* PROBLEM DESCRIPTION
Repeat the listing in full, word for word.

* PROVIDED RECORDS
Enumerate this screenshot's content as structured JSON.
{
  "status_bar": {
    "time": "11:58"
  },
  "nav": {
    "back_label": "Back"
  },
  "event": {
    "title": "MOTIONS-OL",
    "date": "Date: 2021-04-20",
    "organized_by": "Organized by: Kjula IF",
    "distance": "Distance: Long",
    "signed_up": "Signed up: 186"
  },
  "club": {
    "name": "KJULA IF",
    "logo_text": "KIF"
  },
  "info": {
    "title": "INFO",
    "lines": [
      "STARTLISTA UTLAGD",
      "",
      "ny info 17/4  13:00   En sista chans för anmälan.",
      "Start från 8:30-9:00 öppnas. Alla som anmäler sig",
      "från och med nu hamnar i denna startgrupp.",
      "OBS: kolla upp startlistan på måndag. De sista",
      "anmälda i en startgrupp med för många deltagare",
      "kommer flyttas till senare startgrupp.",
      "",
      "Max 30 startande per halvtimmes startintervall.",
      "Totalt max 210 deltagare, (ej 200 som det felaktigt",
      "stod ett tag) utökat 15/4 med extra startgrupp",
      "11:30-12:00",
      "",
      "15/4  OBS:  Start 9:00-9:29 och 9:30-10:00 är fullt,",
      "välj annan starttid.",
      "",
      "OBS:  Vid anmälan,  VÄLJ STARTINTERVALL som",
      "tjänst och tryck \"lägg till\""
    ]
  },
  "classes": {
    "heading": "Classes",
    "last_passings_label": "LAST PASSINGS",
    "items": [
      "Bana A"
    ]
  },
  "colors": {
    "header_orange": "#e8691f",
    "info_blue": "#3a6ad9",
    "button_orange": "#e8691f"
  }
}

* CORRECT RESULT
Enumerate this screenshot's content as structured JSON.
{
  "status_bar": {
    "time": "11:58"
  },
  "nav": {
    "back_label": "Back"
  },
  "event": {
    "title": "MOTIONS-OL",
    "date": "Date: 2021-04-20",
    "organized_by": "Organized by: Kjula IF",
    "distance": "Distance: Long",
    "signed_up": "Signed up: 186"
  },
  "club": {
    "name": "KJULA IF",
    "logo_text": "KIF"
  },
  "info": {
    "title": "INFO",
    "lines": [
      "STARTLISTA UTLAGD",
      "",
      "ny info 17/4  13:00   En sista chans för anmälan.",
      "Start från 8:30-9:00 öppnas. Alla som anmäler sig",
      "från och med nu hamnar i denna startgrupp.",
      "OBS: kolla upp startlistan på måndag. De sista",
      "anmälda i en startgrupp med för många deltagare",
      "kommer flyttas till senare startgrupp.",
      "",
      "Max 30 startande per halvtimmes startintervall.",
      "Totalt max 210 deltagare, (ej 200 som det felaktigt",
      "stod ett tag) utökat 15/4 med extra startgrupp",
      "11:30-12:00",
      "",
      "15/4  OBS:  Start 9:00-9:29 och 9:30-10:00 är fullt,",
      "välj annan starttid.",
      "",
      "OBS:  Vid anmälan,  VÄLJ STARTINTERVALL som",
      "tjänst och tryck \"lägg till\""
    ]
  },
  "classes": {
    "heading": "Classes",
    "last_passings_label": "LAST PASSINGS",
    "items": [
      "Bana A"
    ]
  },
  "colors": {
    "header_orange": "#e8691f",
    "info_blue": "#3a6ad9",
    "button_orange": "#e8691f"
  }
}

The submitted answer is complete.